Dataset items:
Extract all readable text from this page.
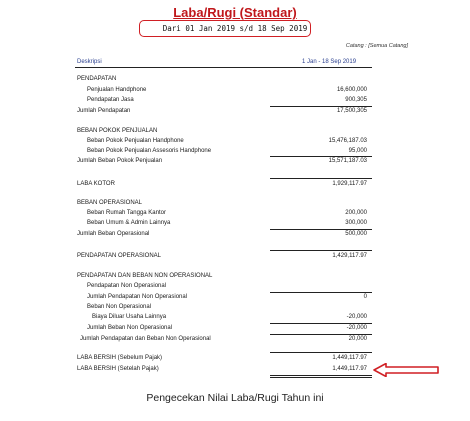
Laba/Rugi (Standar)
Dari 01 Jan 2019 s/d 18 Sep 2019
Catang : [Semua Catang]
Deskripsi	1 Jan - 18 Sep 2019
PENDAPATAN
Penjualan Handphone	16,600,000
Pendapatan Jasa	900,305
Jumlah Pendapatan	17,500,305
BEBAN POKOK PENJUALAN
Beban Pokok Penjualan Handphone	15,476,187.03
Beban Pokok Penjualan Assesoris Handphone	95,000
Jumlah Beban Pokok Penjualan	15,571,187.03
LABA KOTOR	1,929,117.97
BEBAN OPERASIONAL
Beban Rumah Tangga Kantor	200,000
Beban Umum & Admin Lainnya	300,000
Jumlah Beban Operasional	500,000
PENDAPATAN OPERASIONAL	1,429,117.97
PENDAPATAN DAN BEBAN NON OPERASIONAL
Pendapatan Non Operasional
Jumlah Pendapatan Non Operasional	0
Beban Non Operasional
Biaya Diluar Usaha Lainnya	-20,000
Jumlah Beban Non Operasional	-20,000
Jumlah Pendapatan dan Beban Non Operasional	20,000
LABA BERSIH (Sebelum Pajak)	1,449,117.97
LABA BERSIH (Setelah Pajak)	1,449,117.97
Pengecekan Nilai Laba/Rugi Tahun ini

TASK INSTRUCTIONS. Using the records above, select and copy every line that has the word "Lainnya".

THE COMPLETED TASK.
Beban Umum & Admin Lainnya	300,000
Biaya Diluar Usaha Lainnya	-20,000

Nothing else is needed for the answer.